*The exercise*
Write out every line of the material as it stands, apart from the pictures.

[Entries from a dataset]

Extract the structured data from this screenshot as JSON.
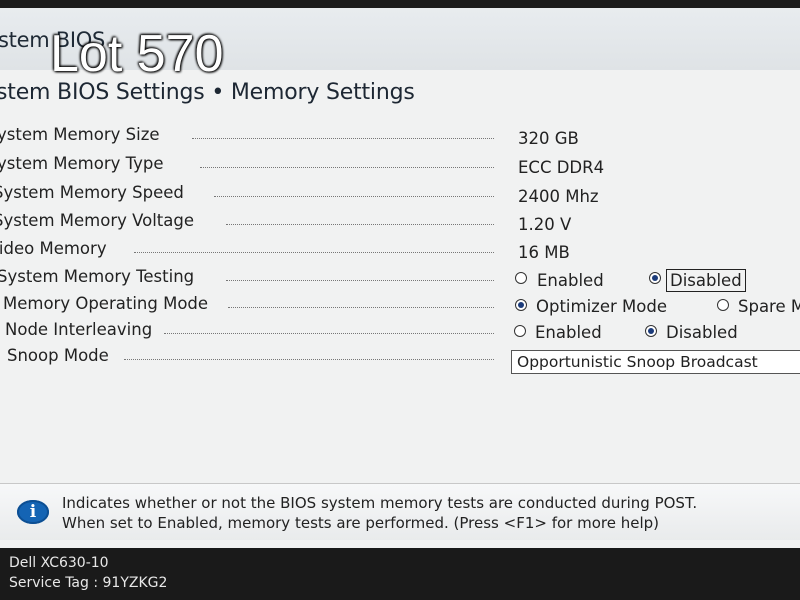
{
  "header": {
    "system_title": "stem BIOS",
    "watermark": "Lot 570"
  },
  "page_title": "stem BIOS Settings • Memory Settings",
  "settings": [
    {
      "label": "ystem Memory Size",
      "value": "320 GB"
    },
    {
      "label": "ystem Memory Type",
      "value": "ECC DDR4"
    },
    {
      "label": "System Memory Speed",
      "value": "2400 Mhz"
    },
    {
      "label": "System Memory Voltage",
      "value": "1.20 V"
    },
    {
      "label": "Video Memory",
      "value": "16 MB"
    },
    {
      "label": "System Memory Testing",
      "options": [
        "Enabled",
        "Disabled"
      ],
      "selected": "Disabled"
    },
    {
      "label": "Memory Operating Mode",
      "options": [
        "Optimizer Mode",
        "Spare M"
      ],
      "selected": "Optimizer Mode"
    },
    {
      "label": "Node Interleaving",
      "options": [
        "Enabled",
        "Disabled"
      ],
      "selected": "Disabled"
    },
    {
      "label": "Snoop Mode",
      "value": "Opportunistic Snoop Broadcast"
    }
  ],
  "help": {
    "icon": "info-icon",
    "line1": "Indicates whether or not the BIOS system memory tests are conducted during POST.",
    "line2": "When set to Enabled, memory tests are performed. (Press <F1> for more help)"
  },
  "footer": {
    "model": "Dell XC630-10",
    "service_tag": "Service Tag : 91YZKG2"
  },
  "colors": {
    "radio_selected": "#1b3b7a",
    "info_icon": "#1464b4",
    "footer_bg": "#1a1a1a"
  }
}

*Output below*
Extract the structured data from this screenshot as JSON.
{
  "header": {
    "system_title": "stem BIOS",
    "watermark": "Lot 570"
  },
  "page_title": "stem BIOS Settings • Memory Settings",
  "settings": [
    {
      "label": "ystem Memory Size",
      "value": "320 GB"
    },
    {
      "label": "ystem Memory Type",
      "value": "ECC DDR4"
    },
    {
      "label": "System Memory Speed",
      "value": "2400 Mhz"
    },
    {
      "label": "System Memory Voltage",
      "value": "1.20 V"
    },
    {
      "label": "Video Memory",
      "value": "16 MB"
    },
    {
      "label": "System Memory Testing",
      "options": [
        "Enabled",
        "Disabled"
      ],
      "selected": "Disabled"
    },
    {
      "label": "Memory Operating Mode",
      "options": [
        "Optimizer Mode",
        "Spare M"
      ],
      "selected": "Optimizer Mode"
    },
    {
      "label": "Node Interleaving",
      "options": [
        "Enabled",
        "Disabled"
      ],
      "selected": "Disabled"
    },
    {
      "label": "Snoop Mode",
      "value": "Opportunistic Snoop Broadcast"
    }
  ],
  "help": {
    "icon": "info-icon",
    "line1": "Indicates whether or not the BIOS system memory tests are conducted during POST.",
    "line2": "When set to Enabled, memory tests are performed. (Press <F1> for more help)"
  },
  "footer": {
    "model": "Dell XC630-10",
    "service_tag": "Service Tag : 91YZKG2"
  },
  "colors": {
    "radio_selected": "#1b3b7a",
    "info_icon": "#1464b4",
    "footer_bg": "#1a1a1a"
  }
}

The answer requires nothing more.